__EXERCICE 1__:
Recopiez mot pour mot les lignes de la liste, de celle qui contient « UI element localization: list » jusqu’à celle qui contient « day-divider bbox=[773, 473, 1225, 474] » incluse. Ne reprenez pas les images dans votre réponse.

La bienveillance à l’école, une nécessité

 

Aujourd’hui, nous vous proposons un article sur l’école. Et d’ailleurs, nous devrions écrire sur l’école plus souvent ! Après tout, nos enfants y passent une grande partie de leur vie et nous souhaitons qu’ils y soient biens. Qui aurait envie de laisser ses enfants malheureux ou angoissés tous les matins à l’école ?

L’école est un lieu d’échange en classe, dans la cour et à la cantine. L’école est un lieu de relations, entre élèves, entre enseignants et entre enseignants et élèves. Et qui dit relation… dit respect et bienveillance.

 

Ecolier heureux

 

 

 

 

 

 

 

 

 

Alors pourquoi parler de bienveillance à l’école ?

Et bien, parce qu’elle est loin d’être la norme.

Parce que beaucoup voient uniquement dans l’école un lieu de transmission du savoir où la bienveillance et la dimension affective n’ont pas lieu d’être. Ces deux éléments seraient même gênants, des freins aux apprentissages, d’après ceux qui n’envisagent l’école que comme un lieu d’instruction, et surtout pas un lieu d’éducation. C’est un vieux débat en France : il y a ceux qui disent l’instruction c’est le rôle de l’école, l’éducation c’est le rôle de la famille, comme si les deux ne se recoupaient pas !

__ENTRÉES EXTRAITES__:
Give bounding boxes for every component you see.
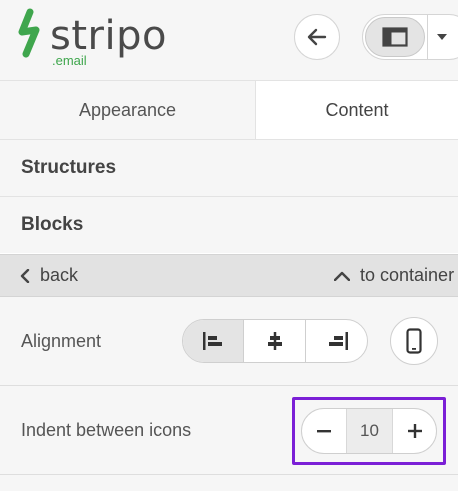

--

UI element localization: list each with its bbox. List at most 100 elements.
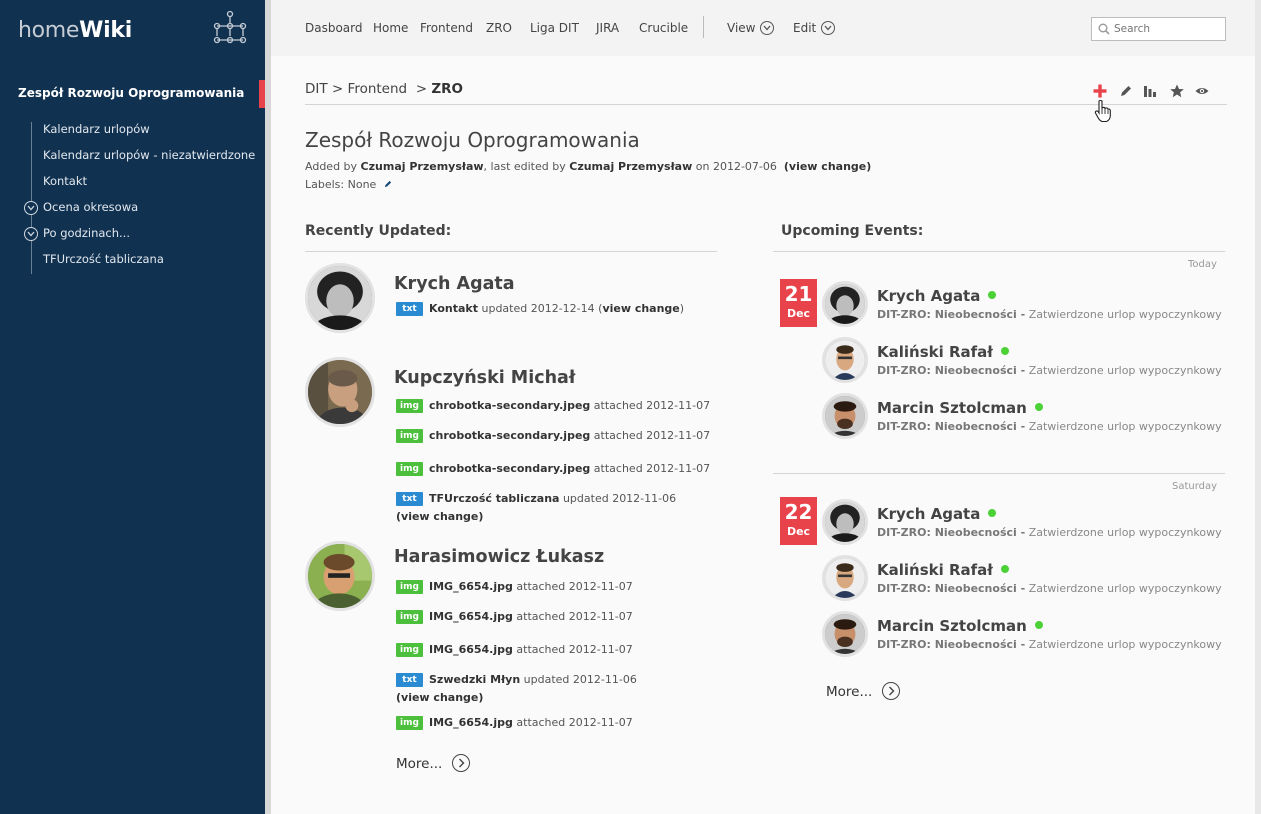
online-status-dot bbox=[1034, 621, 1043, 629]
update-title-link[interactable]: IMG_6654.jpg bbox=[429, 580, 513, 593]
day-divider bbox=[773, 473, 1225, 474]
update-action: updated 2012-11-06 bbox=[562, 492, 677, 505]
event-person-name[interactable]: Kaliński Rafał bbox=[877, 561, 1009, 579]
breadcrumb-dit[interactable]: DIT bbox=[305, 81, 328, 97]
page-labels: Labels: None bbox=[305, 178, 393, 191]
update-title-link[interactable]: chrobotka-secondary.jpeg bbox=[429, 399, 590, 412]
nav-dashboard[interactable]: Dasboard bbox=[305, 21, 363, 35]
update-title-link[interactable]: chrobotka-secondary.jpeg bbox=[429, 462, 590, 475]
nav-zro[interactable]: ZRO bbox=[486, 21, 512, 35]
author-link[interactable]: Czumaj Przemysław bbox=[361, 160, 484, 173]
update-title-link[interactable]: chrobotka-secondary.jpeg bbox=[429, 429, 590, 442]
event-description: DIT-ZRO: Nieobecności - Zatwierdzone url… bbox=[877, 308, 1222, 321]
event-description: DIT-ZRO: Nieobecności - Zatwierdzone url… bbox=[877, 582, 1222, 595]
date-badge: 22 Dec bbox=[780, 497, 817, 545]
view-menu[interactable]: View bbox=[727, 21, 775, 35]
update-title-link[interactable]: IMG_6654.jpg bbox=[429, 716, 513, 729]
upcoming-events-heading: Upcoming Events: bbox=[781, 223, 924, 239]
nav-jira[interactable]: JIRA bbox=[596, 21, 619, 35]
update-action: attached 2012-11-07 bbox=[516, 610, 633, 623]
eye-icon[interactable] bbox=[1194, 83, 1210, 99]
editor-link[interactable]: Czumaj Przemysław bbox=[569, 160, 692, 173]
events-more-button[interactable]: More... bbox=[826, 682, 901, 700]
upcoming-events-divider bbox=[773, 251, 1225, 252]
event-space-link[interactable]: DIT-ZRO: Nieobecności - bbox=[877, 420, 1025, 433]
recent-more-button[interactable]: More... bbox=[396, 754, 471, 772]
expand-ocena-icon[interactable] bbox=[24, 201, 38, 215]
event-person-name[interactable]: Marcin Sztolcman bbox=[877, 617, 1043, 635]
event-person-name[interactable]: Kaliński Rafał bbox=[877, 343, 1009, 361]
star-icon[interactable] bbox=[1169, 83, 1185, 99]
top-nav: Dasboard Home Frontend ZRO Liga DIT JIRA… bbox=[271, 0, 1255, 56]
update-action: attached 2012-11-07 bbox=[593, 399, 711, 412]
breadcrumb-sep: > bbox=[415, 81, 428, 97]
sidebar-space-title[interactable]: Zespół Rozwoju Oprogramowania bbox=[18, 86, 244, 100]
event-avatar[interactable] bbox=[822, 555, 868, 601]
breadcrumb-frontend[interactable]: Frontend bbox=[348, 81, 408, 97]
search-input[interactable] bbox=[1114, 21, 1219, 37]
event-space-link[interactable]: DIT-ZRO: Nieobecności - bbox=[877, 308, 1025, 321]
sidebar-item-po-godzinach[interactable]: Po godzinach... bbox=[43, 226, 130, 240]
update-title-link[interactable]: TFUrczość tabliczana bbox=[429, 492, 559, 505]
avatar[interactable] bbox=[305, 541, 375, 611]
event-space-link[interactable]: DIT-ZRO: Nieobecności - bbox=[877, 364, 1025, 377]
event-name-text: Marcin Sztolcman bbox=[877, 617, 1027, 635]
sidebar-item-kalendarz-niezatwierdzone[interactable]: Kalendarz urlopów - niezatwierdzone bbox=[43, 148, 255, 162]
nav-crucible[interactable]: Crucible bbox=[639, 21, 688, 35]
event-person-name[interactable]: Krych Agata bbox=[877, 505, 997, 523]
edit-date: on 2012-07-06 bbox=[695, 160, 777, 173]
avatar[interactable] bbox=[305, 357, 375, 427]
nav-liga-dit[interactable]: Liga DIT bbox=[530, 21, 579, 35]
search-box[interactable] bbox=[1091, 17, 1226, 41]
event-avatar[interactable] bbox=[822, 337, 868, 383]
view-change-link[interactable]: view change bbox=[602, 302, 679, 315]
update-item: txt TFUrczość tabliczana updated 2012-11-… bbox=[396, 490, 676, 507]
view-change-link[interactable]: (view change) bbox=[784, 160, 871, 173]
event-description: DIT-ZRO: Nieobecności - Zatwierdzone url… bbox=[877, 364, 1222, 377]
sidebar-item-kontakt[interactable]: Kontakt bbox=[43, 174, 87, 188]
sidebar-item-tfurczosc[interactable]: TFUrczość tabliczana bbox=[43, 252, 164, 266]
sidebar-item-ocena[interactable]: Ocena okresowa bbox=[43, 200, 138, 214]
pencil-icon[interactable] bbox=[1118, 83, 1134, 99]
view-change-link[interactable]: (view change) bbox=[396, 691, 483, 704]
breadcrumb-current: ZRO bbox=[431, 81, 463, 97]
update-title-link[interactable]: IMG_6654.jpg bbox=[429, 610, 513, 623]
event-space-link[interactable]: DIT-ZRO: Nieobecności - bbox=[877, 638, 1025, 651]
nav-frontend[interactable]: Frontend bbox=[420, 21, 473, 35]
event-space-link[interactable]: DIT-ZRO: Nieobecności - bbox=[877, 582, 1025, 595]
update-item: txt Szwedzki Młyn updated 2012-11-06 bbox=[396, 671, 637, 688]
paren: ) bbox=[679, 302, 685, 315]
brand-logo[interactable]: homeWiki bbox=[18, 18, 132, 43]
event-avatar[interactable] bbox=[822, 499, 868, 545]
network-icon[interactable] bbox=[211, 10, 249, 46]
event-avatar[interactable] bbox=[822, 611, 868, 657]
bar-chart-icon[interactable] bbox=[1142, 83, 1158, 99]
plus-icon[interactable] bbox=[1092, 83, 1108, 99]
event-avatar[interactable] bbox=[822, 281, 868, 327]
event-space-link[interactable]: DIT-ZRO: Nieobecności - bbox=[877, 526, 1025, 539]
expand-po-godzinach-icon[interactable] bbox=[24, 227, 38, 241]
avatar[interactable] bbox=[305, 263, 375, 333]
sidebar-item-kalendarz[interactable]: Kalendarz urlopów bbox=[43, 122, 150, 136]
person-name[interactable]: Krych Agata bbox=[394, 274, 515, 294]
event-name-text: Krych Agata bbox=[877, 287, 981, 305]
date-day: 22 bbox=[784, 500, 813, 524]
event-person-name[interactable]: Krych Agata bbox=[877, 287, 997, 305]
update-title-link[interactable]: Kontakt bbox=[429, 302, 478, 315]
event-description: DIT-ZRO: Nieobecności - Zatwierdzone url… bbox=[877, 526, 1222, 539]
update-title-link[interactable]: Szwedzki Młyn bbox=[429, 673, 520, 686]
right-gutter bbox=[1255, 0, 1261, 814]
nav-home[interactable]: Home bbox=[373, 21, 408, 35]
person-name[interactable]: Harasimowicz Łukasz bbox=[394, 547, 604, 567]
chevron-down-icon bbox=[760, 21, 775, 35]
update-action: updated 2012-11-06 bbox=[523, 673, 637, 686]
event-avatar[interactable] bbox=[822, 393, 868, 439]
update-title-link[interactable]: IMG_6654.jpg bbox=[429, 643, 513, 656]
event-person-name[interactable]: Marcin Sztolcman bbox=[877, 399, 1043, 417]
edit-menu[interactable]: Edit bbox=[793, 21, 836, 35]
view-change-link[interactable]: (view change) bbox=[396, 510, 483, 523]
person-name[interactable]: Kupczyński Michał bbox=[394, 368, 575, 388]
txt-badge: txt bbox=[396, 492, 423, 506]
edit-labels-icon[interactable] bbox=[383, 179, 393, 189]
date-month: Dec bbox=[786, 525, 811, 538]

__EXERCICE 2__:
Traduisez en anglais cette phrase de l’article sur la bienveillance à l’école : « L’école est un lieu d’échange en classe, dans la cour et à la cantine. »

__RÉPONSE 1__:
UI element localization: list each with its bbox. List at most 100 elements.
online-status-dot bbox=[1034, 621, 1043, 629]
update-title-link[interactable]: IMG_6654.jpg bbox=[429, 580, 513, 593]
day-divider bbox=[773, 473, 1225, 474]

__RÉPONSE 2__:
School is a place of exchange in the classroom, in the playground, and in the cafeteria.